▶ _Short exercise_: Extract each line from the entries below that has the string "dash" in it.

•••••

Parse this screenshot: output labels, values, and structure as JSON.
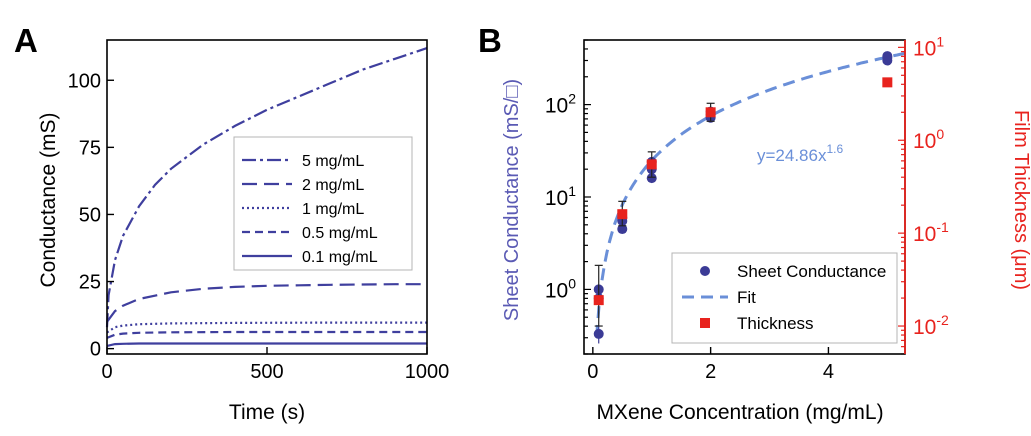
{
  "chart_data": [
    {
      "panel_label": "A",
      "type": "line",
      "xlabel": "Time (s)",
      "ylabel": "Conductance (mS)",
      "xlim": [
        0,
        1000
      ],
      "ylim": [
        -2,
        115
      ],
      "xticks": [
        0,
        500,
        1000
      ],
      "yticks": [
        0,
        25,
        50,
        75,
        100
      ],
      "xtick_labels": [
        "0",
        "500",
        "1000"
      ],
      "ytick_labels": [
        "0",
        "25",
        "50",
        "75",
        "100"
      ],
      "grid": false,
      "legend_position": "center-right",
      "series": [
        {
          "name": "5 mg/mL",
          "dash": "dashdot",
          "x": [
            0,
            5,
            25,
            50,
            100,
            150,
            200,
            300,
            400,
            500,
            600,
            700,
            800,
            900,
            1000
          ],
          "y": [
            8,
            20,
            33,
            42,
            53,
            61,
            67,
            76,
            83,
            89,
            94,
            99,
            104,
            108,
            112
          ]
        },
        {
          "name": "2 mg/mL",
          "dash": "dashed-long",
          "x": [
            0,
            25,
            50,
            100,
            200,
            300,
            400,
            500,
            600,
            700,
            800,
            900,
            1000
          ],
          "y": [
            10,
            14,
            16,
            18.5,
            21,
            22.3,
            23,
            23.4,
            23.6,
            23.8,
            23.9,
            24,
            24
          ]
        },
        {
          "name": "1 mg/mL",
          "dash": "dotted",
          "x": [
            0,
            25,
            50,
            100,
            200,
            400,
            700,
            1000
          ],
          "y": [
            6,
            8,
            8.6,
            9.1,
            9.4,
            9.6,
            9.7,
            9.7
          ]
        },
        {
          "name": "0.5 mg/mL",
          "dash": "dashed",
          "x": [
            0,
            25,
            50,
            100,
            200,
            400,
            700,
            1000
          ],
          "y": [
            4,
            5.2,
            5.6,
            5.9,
            6.1,
            6.2,
            6.2,
            6.2
          ]
        },
        {
          "name": "0.1 mg/mL",
          "dash": "solid",
          "x": [
            0,
            25,
            50,
            100,
            300,
            1000
          ],
          "y": [
            1,
            1.7,
            1.8,
            1.9,
            1.9,
            1.9
          ]
        }
      ]
    },
    {
      "panel_label": "B",
      "type": "scatter",
      "xlabel": "MXene Concentration (mg/mL)",
      "ylabel": "Sheet Conductance (mS/□)",
      "y2label": "Film Thickness (μm)",
      "xlim": [
        -0.15,
        5.3
      ],
      "ylim": [
        0.2,
        500
      ],
      "y2lim": [
        0.005,
        12
      ],
      "yscale": "log",
      "y2scale": "log",
      "xticks": [
        0,
        2,
        4
      ],
      "xtick_labels": [
        "0",
        "2",
        "4"
      ],
      "yticks": [
        1,
        10,
        100
      ],
      "ytick_labels": [
        {
          "base": "10",
          "exp": "0"
        },
        {
          "base": "10",
          "exp": "1"
        },
        {
          "base": "10",
          "exp": "2"
        }
      ],
      "y2ticks": [
        0.01,
        0.1,
        1,
        10
      ],
      "y2tick_labels": [
        {
          "base": "10",
          "exp": "-2"
        },
        {
          "base": "10",
          "exp": "-1"
        },
        {
          "base": "10",
          "exp": "0"
        },
        {
          "base": "10",
          "exp": "1"
        }
      ],
      "grid": false,
      "legend_position": "bottom-right",
      "annotation": {
        "text": "y=24.86x",
        "sup": "1.6"
      },
      "fit": {
        "name": "Fit",
        "coef": 24.86,
        "exponent": 1.6
      },
      "series": [
        {
          "name": "Sheet Conductance",
          "marker": "circle",
          "axis": "left",
          "points": [
            {
              "x": 0.1,
              "y": 0.33,
              "err": 0.07
            },
            {
              "x": 0.1,
              "y": 0.8
            },
            {
              "x": 0.1,
              "y": 1.0
            },
            {
              "x": 0.5,
              "y": 4.5
            },
            {
              "x": 0.5,
              "y": 5.5
            },
            {
              "x": 0.5,
              "y": 6.0
            },
            {
              "x": 1.0,
              "y": 16
            },
            {
              "x": 1.0,
              "y": 20
            },
            {
              "x": 1.0,
              "y": 24
            },
            {
              "x": 2.0,
              "y": 72
            },
            {
              "x": 2.0,
              "y": 78
            },
            {
              "x": 2.0,
              "y": 84
            },
            {
              "x": 5.0,
              "y": 300
            },
            {
              "x": 5.0,
              "y": 320
            },
            {
              "x": 5.0,
              "y": 335
            }
          ]
        },
        {
          "name": "Thickness",
          "marker": "square",
          "axis": "right",
          "points": [
            {
              "x": 0.1,
              "y": 0.019,
              "err_lo": 0.009,
              "err_hi": 0.026
            },
            {
              "x": 0.5,
              "y": 0.16,
              "err_lo": 0.04,
              "err_hi": 0.06
            },
            {
              "x": 1.0,
              "y": 0.55,
              "err_lo": 0.15,
              "err_hi": 0.2
            },
            {
              "x": 2.0,
              "y": 2.0,
              "err_lo": 0.4,
              "err_hi": 0.5
            },
            {
              "x": 5.0,
              "y": 4.2,
              "err_lo": 0.4,
              "err_hi": 0.4
            }
          ]
        }
      ]
    }
  ],
  "colors": {
    "panelA_lines": "#3f3f9e",
    "conductance_points": "#3b3b96",
    "fit_line": "#6a8fd8",
    "thickness_points": "#e8231e",
    "left_axis_label_B": "#5a5ab4",
    "right_axis": "#e8231e",
    "annotation": "#6a8fd8"
  }
}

•••••

▶ _Written answer_:
          "dash": "dashdot",
          "dash": "dashed-long",
          "dash": "dotted",
          "dash": "dashed",
          "dash": "solid",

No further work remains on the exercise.